(Stored data)

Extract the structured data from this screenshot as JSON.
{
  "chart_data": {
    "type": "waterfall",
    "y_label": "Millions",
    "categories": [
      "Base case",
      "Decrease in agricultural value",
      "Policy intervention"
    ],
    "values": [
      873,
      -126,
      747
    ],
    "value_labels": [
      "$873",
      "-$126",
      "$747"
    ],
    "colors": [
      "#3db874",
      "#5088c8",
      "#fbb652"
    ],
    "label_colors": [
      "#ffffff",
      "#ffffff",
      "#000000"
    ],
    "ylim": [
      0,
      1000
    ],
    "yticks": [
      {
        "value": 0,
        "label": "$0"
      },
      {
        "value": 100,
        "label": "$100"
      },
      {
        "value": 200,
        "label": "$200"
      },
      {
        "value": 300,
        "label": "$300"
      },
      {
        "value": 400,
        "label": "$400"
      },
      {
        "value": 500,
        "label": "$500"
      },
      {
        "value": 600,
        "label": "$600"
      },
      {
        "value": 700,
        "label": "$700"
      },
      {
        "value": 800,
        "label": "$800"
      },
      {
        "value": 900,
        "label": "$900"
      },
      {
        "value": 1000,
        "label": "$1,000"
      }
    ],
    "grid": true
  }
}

EXERCISE AIM =>
Copy all the lines, exactly.

EXERCISE RESPONSE =>
Extract the structured data from this screenshot as JSON.
{
  "chart_data": {
    "type": "waterfall",
    "y_label": "Millions",
    "categories": [
      "Base case",
      "Decrease in agricultural value",
      "Policy intervention"
    ],
    "values": [
      873,
      -126,
      747
    ],
    "value_labels": [
      "$873",
      "-$126",
      "$747"
    ],
    "colors": [
      "#3db874",
      "#5088c8",
      "#fbb652"
    ],
    "label_colors": [
      "#ffffff",
      "#ffffff",
      "#000000"
    ],
    "ylim": [
      0,
      1000
    ],
    "yticks": [
      {
        "value": 0,
        "label": "$0"
      },
      {
        "value": 100,
        "label": "$100"
      },
      {
        "value": 200,
        "label": "$200"
      },
      {
        "value": 300,
        "label": "$300"
      },
      {
        "value": 400,
        "label": "$400"
      },
      {
        "value": 500,
        "label": "$500"
      },
      {
        "value": 600,
        "label": "$600"
      },
      {
        "value": 700,
        "label": "$700"
      },
      {
        "value": 800,
        "label": "$800"
      },
      {
        "value": 900,
        "label": "$900"
      },
      {
        "value": 1000,
        "label": "$1,000"
      }
    ],
    "grid": true
  }
}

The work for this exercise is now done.